Task prompt: Write out the material exactly, leaving every picture behind.

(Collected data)
.....

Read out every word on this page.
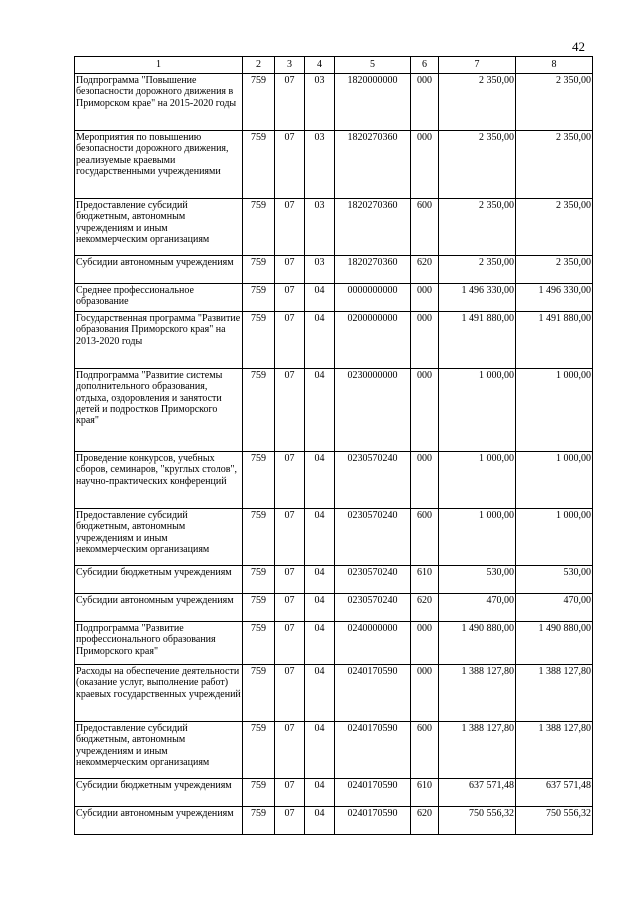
42
1	2	3	4	5	6	7	8
Подпрограмма "Повышение безопасности дорожного движения в Приморском крае" на 2015-2020 годы	759	07	03	1820000000	000	2 350,00	2 350,00
Мероприятия по повышению безопасности дорожного движения, реализуемые краевыми государственными учреждениями	759	07	03	1820270360	000	2 350,00	2 350,00
Предоставление субсидий бюджетным, автономным учреждениям и иным некоммерческим организациям	759	07	03	1820270360	600	2 350,00	2 350,00
Субсидии автономным учреждениям	759	07	03	1820270360	620	2 350,00	2 350,00
Среднее профессиональное образование	759	07	04	0000000000	000	1 496 330,00	1 496 330,00
Государственная программа "Развитие образования Приморского края" на 2013-2020 годы	759	07	04	0200000000	000	1 491 880,00	1 491 880,00
Подпрограмма "Развитие системы дополнительного образования, отдыха, оздоровления и занятости детей и подростков Приморского края"	759	07	04	0230000000	000	1 000,00	1 000,00
Проведение конкурсов, учебных сборов, семинаров, "круглых столов", научно-практических конференций	759	07	04	0230570240	000	1 000,00	1 000,00
Предоставление субсидий бюджетным, автономным учреждениям и иным некоммерческим организациям	759	07	04	0230570240	600	1 000,00	1 000,00
Субсидии бюджетным учреждениям	759	07	04	0230570240	610	530,00	530,00
Субсидии автономным учреждениям	759	07	04	0230570240	620	470,00	470,00
Подпрограмма "Развитие профессионального образования Приморского края"	759	07	04	0240000000	000	1 490 880,00	1 490 880,00
Расходы на обеспечение деятельности (оказание услуг, выполнение работ) краевых государственных учреждений	759	07	04	0240170590	000	1 388 127,80	1 388 127,80
Предоставление субсидий бюджетным, автономным учреждениям и иным некоммерческим организациям	759	07	04	0240170590	600	1 388 127,80	1 388 127,80
Субсидии бюджетным учреждениям	759	07	04	0240170590	610	637 571,48	637 571,48
Субсидии автономным учреждениям	759	07	04	0240170590	620	750 556,32	750 556,32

.....

Answer to the exercise:
Read out every word on this page.
42
1	2	3	4	5	6	7	8
Подпрограмма "Повышение безопасности дорожного движения в Приморском крае" на 2015-2020 годы	759	07	03	1820000000	000	2 350,00	2 350,00
Мероприятия по повышению безопасности дорожного движения, реализуемые краевыми государственными учреждениями	759	07	03	1820270360	000	2 350,00	2 350,00
Предоставление субсидий бюджетным, автономным учреждениям и иным некоммерческим организациям	759	07	03	1820270360	600	2 350,00	2 350,00
Субсидии автономным учреждениям	759	07	03	1820270360	620	2 350,00	2 350,00
Среднее профессиональное образование	759	07	04	0000000000	000	1 496 330,00	1 496 330,00
Государственная программа "Развитие образования Приморского края" на 2013-2020 годы	759	07	04	0200000000	000	1 491 880,00	1 491 880,00
Подпрограмма "Развитие системы дополнительного образования, отдыха, оздоровления и занятости детей и подростков Приморского края"	759	07	04	0230000000	000	1 000,00	1 000,00
Проведение конкурсов, учебных сборов, семинаров, "круглых столов", научно-практических конференций	759	07	04	0230570240	000	1 000,00	1 000,00
Предоставление субсидий бюджетным, автономным учреждениям и иным некоммерческим организациям	759	07	04	0230570240	600	1 000,00	1 000,00
Субсидии бюджетным учреждениям	759	07	04	0230570240	610	530,00	530,00
Субсидии автономным учреждениям	759	07	04	0230570240	620	470,00	470,00
Подпрограмма "Развитие профессионального образования Приморского края"	759	07	04	0240000000	000	1 490 880,00	1 490 880,00
Расходы на обеспечение деятельности (оказание услуг, выполнение работ) краевых государственных учреждений	759	07	04	0240170590	000	1 388 127,80	1 388 127,80
Предоставление субсидий бюджетным, автономным учреждениям и иным некоммерческим организациям	759	07	04	0240170590	600	1 388 127,80	1 388 127,80
Субсидии бюджетным учреждениям	759	07	04	0240170590	610	637 571,48	637 571,48
Субсидии автономным учреждениям	759	07	04	0240170590	620	750 556,32	750 556,32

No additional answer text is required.